_RECORDS FOR THIS TASK_:
--------------------------------

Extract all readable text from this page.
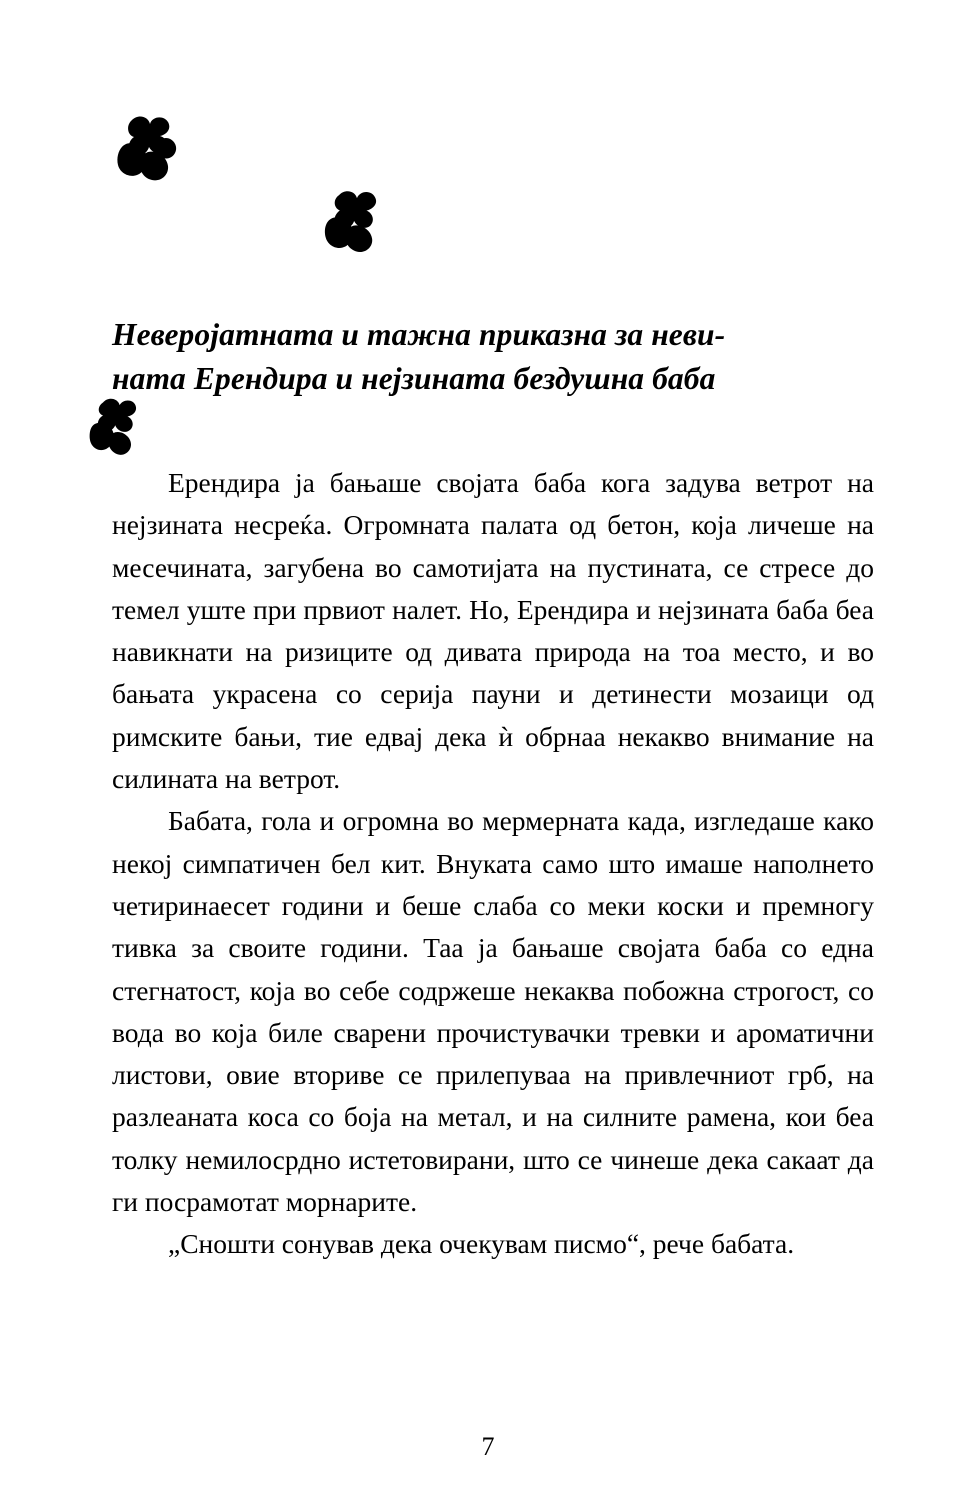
Неверојатната и тажна приказна за неви-
ната Ерендира и нејзината бездушна баба

Ерендира ја бањаше својата баба кога задува ветрот на нејзината несреќа. Огромната палата од бетон, која личеше на месечината, загубена во самотијата на пустината, се стресе до темел уште при првиот налет. Но, Ерендира и нејзината баба беа навикнати на ризиците од дивата природа на тоа место, и во бањата украсена со серија пауни и детинести мозаици од римските бањи, тие едвај дека ѝ обрнаа некакво внимание на силината на ветрот.

Бабата, гола и огромна во мермерната када, изгледаше како некој симпатичен бел кит. Внуката само што имаше наполнето четиринаесет години и беше слаба со меки коски и премногу тивка за своите години. Таа ја бањаше својата баба со една стегнатост, која во себе содржеше некаква побожна строгост, со вода во која биле сварени прочистувачки тревки и ароматични листови, овие вториве се прилепуваа на привлечниот грб, на разлеаната коса со боја на метал, и на силните рамена, кои беа толку немилосрдно истетовирани, што се чинеше дека сакаат да ги посрамотат морнарите.

„Сношти сонував дека очекувам писмо“, рече бабата.

7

--------------------------------

_GOAL_:
Every record must be copied exactly, with the pictures left out.

_RESULT OF THIS TASK_:
Extract all readable text from this page.
Неверојатната и тажна приказна за неви-
ната Ерендира и нејзината бездушна баба

Ерендира ја бањаше својата баба кога задува ветрот на нејзината несреќа. Огромната палата од бетон, која личеше на месечината, загубена во самотијата на пустината, се стресе до темел уште при првиот налет. Но, Ерендира и нејзината баба беа навикнати на ризиците од дивата природа на тоа место, и во бањата украсена со серија пауни и детинести мозаици од римските бањи, тие едвај дека ѝ обрнаа некакво внимание на силината на ветрот.

Бабата, гола и огромна во мермерната када, изгледаше како некој симпатичен бел кит. Внуката само што имаше наполнето четиринаесет години и беше слаба со меки коски и премногу тивка за своите години. Таа ја бањаше својата баба со една стегнатост, која во себе содржеше некаква побожна строгост, со вода во која биле сварени прочистувачки тревки и ароматични листови, овие вториве се прилепуваа на привлечниот грб, на разлеаната коса со боја на метал, и на силните рамена, кои беа толку немилосрдно истетовирани, што се чинеше дека сакаат да ги посрамотат морнарите.

„Сношти сонував дека очекувам писмо“, рече бабата.

7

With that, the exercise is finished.